## [Exercise details]
Nothing in the data should change when you return it, but leave the pictures out.

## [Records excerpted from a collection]

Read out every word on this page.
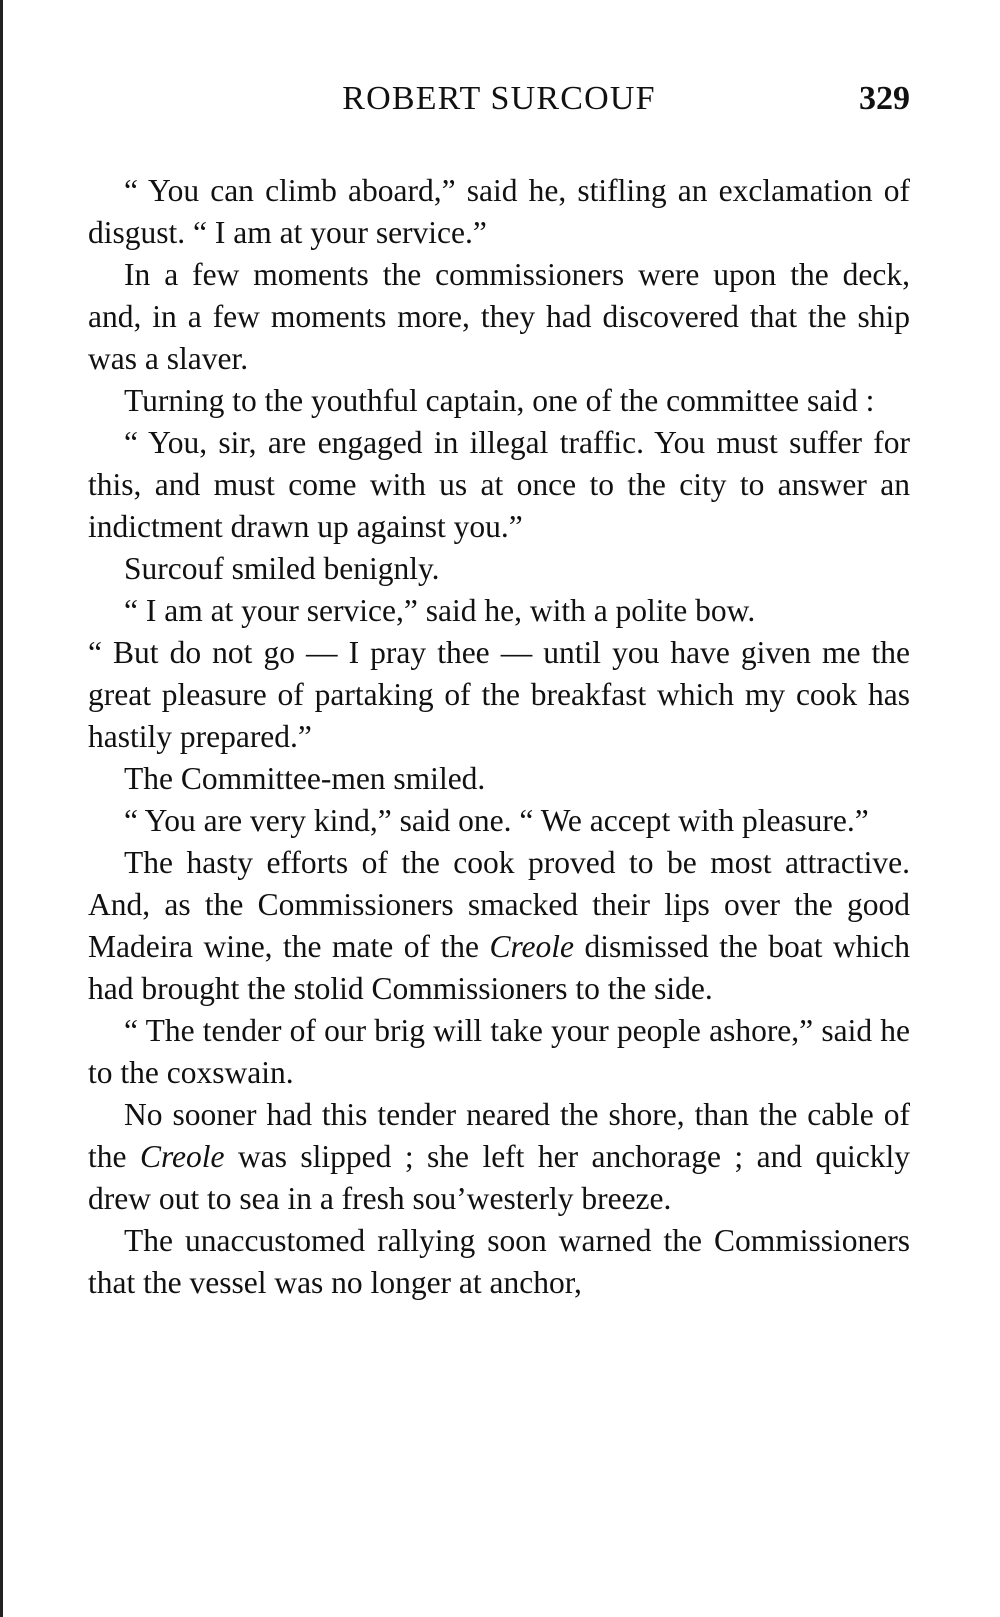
ROBERT SURCOUF	329

“ You can climb aboard,” said he, stifling an exclamation of disgust. “ I am at your service.”

In a few moments the commissioners were upon the deck, and, in a few moments more, they had discovered that the ship was a slaver.

Turning to the youthful captain, one of the committee said :

“ You, sir, are engaged in illegal traffic. You must suffer for this, and must come with us at once to the city to answer an indictment drawn up against you.”

Surcouf smiled benignly.

“ I am at your service,” said he, with a polite bow.

“ But do not go — I pray thee — until you have given me the great pleasure of partaking of the breakfast which my cook has hastily prepared.”

The Committee-men smiled.

“ You are very kind,” said one. “ We accept with pleasure.”

The hasty efforts of the cook proved to be most attractive. And, as the Commissioners smacked their lips over the good Madeira wine, the mate of the Creole dismissed the boat which had brought the stolid Commissioners to the side.

“ The tender of our brig will take your people ashore,” said he to the coxswain.

No sooner had this tender neared the shore, than the cable of the Creole was slipped ; she left her anchorage ; and quickly drew out to sea in a fresh sou’westerly breeze.

The unaccustomed rallying soon warned the Commissioners that the vessel was no longer at anchor,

## [Answer below]
Read out every word on this page.
ROBERT SURCOUF	329

“ You can climb aboard,” said he, stifling an exclamation of disgust. “ I am at your service.”

In a few moments the commissioners were upon the deck, and, in a few moments more, they had discovered that the ship was a slaver.

Turning to the youthful captain, one of the committee said :

“ You, sir, are engaged in illegal traffic. You must suffer for this, and must come with us at once to the city to answer an indictment drawn up against you.”

Surcouf smiled benignly.

“ I am at your service,” said he, with a polite bow.

“ But do not go — I pray thee — until you have given me the great pleasure of partaking of the breakfast which my cook has hastily prepared.”

The Committee-men smiled.

“ You are very kind,” said one. “ We accept with pleasure.”

The hasty efforts of the cook proved to be most attractive. And, as the Commissioners smacked their lips over the good Madeira wine, the mate of the Creole dismissed the boat which had brought the stolid Commissioners to the side.

“ The tender of our brig will take your people ashore,” said he to the coxswain.

No sooner had this tender neared the shore, than the cable of the Creole was slipped ; she left her anchorage ; and quickly drew out to sea in a fresh sou’westerly breeze.

The unaccustomed rallying soon warned the Commissioners that the vessel was no longer at anchor,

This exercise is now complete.